■ Ziel der Aufgabe:
Welche Länder werden im ausgewählten Text namentlich genannt? Zähle sie in der Reihenfolge ihres ersten Auftretens auf.

Wer sagt uns, dass die Tramperin, die kürzlich zwischen Deutschland und Spanien ermordet wurde, noch am Leben wäre, wäre ein Mann dabei gewesen? Gibt es nicht einerseits Vorfälle, in denen männliche Tramper überfallen wurden und andererseits Millionen von Fällen, wo Frauen alleine beim Trampen nichts passiert? Wieso sollte man in jeder Bekanntschaft etwas Böses vermuten?

 

Denn nicht nur in dem Zusammenhang "Islamischer Staat" gibt es zahlreiche Beispiele von Gewalt gegen Frauen, wenn sie in Begleitung eines Mannes waren, man denke nur an die vergewaltigte und getötete Studentin aus Indien oder das Paar, das in der Siegaue überfallen wurde. Auch hier half es der Frau nicht, dass sie einen Mann dabei hatte, sie wurde vergewaltigt - und hier war der Täter sogar, im Gegenteil zu Indien oder Marokko, alleine und damit in der Unterzahl.

■ Extrahierte Informationen:
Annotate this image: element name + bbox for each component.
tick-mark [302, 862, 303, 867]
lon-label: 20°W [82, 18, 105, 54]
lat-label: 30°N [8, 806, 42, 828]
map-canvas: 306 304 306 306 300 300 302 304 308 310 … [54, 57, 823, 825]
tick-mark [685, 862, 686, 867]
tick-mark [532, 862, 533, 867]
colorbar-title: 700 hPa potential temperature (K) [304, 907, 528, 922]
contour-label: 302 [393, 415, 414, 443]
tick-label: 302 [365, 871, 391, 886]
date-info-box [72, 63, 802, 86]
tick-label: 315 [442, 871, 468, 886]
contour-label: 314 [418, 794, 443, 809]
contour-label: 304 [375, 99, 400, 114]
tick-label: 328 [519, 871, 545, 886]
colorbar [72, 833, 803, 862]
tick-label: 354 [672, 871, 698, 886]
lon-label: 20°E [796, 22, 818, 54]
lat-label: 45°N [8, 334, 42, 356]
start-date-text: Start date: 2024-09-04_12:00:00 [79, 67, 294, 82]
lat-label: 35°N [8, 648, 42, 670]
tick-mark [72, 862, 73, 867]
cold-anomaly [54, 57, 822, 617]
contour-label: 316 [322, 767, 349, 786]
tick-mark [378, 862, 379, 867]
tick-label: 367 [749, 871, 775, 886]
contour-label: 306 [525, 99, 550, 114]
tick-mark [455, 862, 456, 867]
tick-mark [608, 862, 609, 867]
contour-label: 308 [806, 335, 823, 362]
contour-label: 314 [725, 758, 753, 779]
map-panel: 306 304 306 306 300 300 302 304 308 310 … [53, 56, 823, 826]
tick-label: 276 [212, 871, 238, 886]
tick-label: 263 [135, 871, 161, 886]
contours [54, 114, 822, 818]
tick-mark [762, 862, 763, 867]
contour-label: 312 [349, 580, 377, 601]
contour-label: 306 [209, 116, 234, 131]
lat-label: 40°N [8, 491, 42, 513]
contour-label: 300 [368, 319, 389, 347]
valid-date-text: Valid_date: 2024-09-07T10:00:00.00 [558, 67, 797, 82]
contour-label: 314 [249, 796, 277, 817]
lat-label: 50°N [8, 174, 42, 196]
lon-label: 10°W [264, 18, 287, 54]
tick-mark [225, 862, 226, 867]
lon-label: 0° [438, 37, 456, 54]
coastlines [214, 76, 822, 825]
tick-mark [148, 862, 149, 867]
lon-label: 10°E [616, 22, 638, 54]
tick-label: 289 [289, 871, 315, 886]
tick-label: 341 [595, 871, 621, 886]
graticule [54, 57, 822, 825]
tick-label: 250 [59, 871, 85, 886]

■ Ergebnis dieser Übung:
Deutschland, Spanien, Indien, Marokko